-- start of Records shown --

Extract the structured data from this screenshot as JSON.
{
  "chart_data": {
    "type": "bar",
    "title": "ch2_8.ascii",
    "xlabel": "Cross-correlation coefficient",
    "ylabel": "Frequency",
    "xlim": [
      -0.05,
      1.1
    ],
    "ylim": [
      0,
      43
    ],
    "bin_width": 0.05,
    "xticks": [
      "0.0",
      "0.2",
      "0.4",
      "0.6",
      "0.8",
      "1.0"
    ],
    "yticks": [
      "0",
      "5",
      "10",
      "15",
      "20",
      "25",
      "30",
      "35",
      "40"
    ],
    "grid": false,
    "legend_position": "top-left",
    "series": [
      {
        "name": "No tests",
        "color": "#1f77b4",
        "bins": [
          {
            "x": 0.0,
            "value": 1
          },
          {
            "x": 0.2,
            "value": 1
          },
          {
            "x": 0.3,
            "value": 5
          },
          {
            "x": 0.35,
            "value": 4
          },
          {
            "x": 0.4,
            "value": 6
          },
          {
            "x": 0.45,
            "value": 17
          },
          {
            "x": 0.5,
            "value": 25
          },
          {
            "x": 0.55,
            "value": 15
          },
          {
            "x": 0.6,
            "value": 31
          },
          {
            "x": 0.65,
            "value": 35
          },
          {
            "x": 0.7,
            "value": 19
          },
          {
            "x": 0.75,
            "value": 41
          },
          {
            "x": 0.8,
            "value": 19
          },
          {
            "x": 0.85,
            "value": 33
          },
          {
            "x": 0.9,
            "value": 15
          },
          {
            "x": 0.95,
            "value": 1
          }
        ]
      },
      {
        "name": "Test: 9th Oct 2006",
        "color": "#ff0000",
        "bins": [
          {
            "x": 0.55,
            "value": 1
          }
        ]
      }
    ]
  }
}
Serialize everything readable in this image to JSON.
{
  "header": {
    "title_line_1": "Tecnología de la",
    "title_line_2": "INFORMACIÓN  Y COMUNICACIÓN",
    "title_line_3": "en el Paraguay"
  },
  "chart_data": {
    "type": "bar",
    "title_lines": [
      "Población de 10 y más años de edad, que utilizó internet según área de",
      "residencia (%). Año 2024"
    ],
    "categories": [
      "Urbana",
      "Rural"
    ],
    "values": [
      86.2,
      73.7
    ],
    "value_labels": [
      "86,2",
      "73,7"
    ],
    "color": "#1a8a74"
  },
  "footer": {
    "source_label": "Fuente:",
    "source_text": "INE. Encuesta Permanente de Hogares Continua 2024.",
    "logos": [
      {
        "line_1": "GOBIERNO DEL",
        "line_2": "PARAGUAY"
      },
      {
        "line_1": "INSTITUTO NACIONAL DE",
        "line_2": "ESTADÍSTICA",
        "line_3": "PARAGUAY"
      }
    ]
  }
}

-- end of Records shown --

__What you have to do__
In the records above, locate every line with the string "this" and copy it.

__Reply__
Extract the structured data from this screenshot as JSON.
Serialize everything readable in this image to JSON.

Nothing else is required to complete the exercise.